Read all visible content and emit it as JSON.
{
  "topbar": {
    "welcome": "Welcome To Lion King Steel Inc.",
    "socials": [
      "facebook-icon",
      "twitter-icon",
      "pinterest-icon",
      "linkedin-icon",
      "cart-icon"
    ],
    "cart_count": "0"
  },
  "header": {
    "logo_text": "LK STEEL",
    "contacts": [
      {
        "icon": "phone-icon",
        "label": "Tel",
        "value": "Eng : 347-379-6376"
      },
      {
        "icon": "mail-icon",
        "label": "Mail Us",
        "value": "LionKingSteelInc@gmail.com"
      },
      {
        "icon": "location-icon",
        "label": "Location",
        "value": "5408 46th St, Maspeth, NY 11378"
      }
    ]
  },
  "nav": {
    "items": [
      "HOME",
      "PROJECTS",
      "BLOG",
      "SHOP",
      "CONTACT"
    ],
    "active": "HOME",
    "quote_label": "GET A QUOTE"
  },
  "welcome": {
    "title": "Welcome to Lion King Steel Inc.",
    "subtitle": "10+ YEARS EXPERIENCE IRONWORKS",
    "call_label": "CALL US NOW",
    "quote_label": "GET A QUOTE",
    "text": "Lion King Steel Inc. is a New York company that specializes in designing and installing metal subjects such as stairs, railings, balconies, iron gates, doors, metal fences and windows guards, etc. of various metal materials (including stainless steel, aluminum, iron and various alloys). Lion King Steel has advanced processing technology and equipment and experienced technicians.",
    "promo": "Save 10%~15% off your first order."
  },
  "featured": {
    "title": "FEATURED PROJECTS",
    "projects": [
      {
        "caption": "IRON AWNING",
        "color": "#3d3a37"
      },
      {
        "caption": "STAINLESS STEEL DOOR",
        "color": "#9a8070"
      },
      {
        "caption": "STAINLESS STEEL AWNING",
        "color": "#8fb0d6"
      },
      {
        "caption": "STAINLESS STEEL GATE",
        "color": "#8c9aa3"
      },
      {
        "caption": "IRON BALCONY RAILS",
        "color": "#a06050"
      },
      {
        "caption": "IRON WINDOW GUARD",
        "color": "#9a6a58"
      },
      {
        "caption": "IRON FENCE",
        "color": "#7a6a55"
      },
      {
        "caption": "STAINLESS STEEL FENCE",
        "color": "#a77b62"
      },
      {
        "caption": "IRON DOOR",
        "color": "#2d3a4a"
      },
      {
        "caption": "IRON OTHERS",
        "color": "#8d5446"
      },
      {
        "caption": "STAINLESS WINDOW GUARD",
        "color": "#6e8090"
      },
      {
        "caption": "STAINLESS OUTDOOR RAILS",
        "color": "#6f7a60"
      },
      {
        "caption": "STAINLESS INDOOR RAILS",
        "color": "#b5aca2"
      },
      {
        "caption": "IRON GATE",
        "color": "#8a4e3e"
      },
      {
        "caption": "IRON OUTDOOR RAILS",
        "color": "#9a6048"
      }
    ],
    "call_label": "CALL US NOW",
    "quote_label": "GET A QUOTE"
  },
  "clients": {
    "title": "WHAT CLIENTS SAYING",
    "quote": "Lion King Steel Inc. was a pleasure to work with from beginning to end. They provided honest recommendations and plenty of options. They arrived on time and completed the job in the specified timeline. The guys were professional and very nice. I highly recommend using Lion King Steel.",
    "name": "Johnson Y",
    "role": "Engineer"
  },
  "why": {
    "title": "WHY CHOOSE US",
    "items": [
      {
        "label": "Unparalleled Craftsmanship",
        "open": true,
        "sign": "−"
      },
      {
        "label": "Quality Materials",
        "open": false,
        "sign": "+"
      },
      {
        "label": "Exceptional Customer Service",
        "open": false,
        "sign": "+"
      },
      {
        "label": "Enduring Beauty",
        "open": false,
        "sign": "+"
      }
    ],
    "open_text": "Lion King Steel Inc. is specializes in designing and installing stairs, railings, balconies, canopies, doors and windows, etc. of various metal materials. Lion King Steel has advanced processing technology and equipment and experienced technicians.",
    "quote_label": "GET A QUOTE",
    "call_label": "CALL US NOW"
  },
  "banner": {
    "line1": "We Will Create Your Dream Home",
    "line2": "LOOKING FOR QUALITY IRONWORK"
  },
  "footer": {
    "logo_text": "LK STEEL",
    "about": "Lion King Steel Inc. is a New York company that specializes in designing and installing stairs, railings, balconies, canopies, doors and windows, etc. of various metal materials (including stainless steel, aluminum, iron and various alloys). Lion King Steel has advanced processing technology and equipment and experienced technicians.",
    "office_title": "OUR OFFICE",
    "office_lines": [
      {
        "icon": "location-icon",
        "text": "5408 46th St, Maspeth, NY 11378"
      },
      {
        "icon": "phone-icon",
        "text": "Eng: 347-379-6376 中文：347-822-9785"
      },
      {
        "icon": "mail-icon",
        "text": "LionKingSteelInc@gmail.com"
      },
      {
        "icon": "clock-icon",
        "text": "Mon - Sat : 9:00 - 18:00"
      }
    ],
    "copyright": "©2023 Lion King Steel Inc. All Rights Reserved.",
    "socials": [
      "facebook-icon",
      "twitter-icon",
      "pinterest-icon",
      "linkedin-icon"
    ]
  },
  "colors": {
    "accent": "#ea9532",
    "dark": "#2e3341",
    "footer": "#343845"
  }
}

******

Pull out every line of the records above that contains the word "windows".

Final result —
    "text": "Lion King Steel Inc. is a New York company that specializes in designing and installing metal subjects such as stairs, railings, balconies, iron gates, doors, metal fences and windows guards, etc. of various metal materials (including stainless steel, aluminum, iron and various alloys). Lion King Steel has advanced processing technology and equipment and experienced technicians.",
    "open_text": "Lion King Steel Inc. is specializes in designing and installing stairs, railings, balconies, canopies, doors and windows, etc. of various metal materials. Lion King Steel has advanced processing technology and equipment and experienced technicians.",
    "about": "Lion King Steel Inc. is a New York company that specializes in designing and installing stairs, railings, balconies, canopies, doors and windows, etc. of various metal materials (including stainless steel, aluminum, iron and various alloys). Lion King Steel has advanced processing technology and equipment and experienced technicians.",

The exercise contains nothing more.